### Dataset records
§

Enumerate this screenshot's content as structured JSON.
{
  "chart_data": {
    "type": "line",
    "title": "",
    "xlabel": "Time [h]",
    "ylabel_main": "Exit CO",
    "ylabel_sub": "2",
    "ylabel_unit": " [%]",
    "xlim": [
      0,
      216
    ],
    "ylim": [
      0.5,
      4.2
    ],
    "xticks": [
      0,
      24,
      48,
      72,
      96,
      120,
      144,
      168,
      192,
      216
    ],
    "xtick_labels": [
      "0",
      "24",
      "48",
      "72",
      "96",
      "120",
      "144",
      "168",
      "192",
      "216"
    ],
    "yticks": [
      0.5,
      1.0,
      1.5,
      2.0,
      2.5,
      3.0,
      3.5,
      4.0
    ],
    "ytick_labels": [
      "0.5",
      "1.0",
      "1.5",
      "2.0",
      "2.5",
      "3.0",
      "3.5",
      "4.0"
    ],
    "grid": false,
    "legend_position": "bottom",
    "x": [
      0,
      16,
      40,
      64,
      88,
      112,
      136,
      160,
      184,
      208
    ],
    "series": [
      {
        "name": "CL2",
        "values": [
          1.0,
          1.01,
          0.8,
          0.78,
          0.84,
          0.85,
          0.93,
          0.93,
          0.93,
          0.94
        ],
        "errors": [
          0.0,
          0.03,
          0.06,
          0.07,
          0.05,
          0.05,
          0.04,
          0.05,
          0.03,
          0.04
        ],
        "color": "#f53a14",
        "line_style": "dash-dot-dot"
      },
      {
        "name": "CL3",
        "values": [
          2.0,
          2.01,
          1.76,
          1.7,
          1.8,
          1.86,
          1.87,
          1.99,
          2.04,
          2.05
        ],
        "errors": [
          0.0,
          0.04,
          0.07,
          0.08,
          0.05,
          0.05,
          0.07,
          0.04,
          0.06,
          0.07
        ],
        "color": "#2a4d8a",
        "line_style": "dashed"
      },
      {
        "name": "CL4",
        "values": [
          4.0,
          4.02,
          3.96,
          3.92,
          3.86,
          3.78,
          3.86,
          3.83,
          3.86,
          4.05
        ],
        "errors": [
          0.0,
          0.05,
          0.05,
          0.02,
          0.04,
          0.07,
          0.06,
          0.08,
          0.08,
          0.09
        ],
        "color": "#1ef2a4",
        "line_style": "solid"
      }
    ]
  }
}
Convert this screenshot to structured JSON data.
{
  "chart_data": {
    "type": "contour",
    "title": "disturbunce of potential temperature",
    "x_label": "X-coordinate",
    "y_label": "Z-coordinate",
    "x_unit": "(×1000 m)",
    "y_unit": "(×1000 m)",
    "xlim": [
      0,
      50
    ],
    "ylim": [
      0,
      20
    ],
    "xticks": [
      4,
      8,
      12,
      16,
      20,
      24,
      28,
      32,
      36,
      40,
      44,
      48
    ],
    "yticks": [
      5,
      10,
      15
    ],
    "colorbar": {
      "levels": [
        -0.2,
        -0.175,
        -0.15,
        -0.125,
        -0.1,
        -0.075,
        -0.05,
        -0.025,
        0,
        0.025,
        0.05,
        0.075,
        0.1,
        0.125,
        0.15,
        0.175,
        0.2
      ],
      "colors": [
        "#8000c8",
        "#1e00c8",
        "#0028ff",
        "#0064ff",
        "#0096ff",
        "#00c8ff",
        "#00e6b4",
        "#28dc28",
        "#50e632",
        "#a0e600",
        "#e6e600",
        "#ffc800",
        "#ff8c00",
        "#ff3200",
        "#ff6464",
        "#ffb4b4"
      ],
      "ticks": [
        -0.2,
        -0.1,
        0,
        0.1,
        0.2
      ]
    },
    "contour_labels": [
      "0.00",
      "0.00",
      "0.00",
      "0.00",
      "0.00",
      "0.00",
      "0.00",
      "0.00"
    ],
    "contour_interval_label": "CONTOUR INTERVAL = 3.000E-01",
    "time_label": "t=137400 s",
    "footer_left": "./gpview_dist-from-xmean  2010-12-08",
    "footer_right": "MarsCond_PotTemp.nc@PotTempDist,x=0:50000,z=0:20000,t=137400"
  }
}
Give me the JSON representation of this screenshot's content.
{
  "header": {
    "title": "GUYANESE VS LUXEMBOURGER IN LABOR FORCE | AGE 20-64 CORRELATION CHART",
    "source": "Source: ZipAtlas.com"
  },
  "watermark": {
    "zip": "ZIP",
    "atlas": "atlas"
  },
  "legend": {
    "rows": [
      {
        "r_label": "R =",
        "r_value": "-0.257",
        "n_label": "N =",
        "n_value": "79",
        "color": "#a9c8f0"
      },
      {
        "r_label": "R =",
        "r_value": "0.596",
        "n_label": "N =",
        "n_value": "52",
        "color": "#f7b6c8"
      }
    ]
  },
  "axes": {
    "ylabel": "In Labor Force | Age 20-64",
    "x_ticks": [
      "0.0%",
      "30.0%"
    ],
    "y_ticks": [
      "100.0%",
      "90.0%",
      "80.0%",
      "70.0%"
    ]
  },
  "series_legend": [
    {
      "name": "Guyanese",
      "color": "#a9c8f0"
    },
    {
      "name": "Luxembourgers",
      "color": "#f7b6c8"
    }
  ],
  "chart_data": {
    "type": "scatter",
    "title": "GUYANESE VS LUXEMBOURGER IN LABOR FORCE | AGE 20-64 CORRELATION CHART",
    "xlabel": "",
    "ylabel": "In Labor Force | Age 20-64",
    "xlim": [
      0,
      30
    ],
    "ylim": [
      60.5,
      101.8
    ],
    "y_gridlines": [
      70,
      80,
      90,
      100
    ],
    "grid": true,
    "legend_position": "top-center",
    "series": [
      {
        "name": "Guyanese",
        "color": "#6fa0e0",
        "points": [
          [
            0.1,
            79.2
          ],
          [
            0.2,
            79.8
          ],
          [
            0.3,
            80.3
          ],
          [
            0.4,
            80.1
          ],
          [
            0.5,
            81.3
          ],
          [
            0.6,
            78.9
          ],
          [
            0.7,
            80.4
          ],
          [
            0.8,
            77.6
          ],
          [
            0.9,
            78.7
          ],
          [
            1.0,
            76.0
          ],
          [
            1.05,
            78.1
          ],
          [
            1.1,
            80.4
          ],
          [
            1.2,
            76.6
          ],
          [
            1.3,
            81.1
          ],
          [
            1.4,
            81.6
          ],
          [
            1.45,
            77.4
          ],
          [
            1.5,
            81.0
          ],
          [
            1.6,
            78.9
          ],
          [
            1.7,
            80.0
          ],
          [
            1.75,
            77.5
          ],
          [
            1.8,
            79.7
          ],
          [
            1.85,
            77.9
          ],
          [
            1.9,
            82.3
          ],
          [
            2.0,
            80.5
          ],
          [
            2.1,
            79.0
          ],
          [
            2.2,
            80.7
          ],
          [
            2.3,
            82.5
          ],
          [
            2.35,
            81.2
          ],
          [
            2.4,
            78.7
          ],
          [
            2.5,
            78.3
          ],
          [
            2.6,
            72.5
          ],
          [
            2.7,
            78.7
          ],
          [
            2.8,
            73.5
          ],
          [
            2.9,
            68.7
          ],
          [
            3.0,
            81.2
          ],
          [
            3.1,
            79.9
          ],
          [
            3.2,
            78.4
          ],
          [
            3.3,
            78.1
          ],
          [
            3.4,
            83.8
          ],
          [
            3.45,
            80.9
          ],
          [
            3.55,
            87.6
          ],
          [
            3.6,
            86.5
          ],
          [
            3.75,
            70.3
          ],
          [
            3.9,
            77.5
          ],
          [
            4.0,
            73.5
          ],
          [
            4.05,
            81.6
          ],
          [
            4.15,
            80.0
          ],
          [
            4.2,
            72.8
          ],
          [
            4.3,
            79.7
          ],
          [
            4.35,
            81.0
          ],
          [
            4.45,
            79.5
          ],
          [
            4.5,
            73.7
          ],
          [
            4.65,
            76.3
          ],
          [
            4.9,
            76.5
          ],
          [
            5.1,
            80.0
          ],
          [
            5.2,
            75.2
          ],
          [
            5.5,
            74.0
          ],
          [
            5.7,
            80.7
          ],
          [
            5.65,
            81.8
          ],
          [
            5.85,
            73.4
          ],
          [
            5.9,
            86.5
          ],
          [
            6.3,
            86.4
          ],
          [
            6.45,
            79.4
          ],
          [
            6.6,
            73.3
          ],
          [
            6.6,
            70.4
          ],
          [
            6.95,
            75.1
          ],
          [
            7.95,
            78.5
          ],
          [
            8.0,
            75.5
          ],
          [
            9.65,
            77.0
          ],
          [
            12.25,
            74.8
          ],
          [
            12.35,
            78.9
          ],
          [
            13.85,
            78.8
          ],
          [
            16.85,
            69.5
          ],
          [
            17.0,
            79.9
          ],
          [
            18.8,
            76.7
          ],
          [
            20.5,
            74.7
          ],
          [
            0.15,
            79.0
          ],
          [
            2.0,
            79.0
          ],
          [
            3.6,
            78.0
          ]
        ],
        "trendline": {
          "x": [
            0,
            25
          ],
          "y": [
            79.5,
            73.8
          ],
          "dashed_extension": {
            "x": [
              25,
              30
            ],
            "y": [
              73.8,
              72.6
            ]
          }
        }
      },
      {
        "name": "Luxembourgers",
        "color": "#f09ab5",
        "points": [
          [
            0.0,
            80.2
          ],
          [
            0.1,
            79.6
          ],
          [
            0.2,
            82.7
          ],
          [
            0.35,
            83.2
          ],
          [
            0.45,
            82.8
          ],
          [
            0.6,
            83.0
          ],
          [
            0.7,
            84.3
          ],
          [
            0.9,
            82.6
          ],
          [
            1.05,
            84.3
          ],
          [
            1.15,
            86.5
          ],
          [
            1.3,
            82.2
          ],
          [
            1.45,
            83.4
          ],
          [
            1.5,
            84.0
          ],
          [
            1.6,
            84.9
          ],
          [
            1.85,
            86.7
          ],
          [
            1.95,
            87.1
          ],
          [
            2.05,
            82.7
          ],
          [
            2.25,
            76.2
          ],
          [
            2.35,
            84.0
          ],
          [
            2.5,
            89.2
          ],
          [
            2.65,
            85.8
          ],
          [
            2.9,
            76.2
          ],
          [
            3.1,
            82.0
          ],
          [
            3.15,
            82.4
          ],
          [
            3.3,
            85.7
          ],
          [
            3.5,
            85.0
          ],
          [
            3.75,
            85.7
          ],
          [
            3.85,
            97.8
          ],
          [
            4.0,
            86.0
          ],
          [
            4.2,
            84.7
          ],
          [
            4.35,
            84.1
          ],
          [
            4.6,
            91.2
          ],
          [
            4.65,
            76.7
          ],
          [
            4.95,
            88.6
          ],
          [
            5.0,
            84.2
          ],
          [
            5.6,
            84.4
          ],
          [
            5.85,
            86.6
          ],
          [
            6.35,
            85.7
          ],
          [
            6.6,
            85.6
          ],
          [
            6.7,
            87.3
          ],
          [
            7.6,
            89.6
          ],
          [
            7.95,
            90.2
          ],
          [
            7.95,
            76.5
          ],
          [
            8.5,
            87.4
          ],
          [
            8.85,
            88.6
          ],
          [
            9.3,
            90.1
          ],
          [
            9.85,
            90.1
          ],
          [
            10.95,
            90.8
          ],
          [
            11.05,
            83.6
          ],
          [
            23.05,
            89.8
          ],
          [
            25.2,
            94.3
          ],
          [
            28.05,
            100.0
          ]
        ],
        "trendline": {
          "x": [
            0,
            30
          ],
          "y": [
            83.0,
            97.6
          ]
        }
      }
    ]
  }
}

§

### Work to be completed
Look through the data and gather every line with the string "Luxembourgers" in it.

### Solution to this problem
      "name": "Luxembourgers",
        "name": "Luxembourgers",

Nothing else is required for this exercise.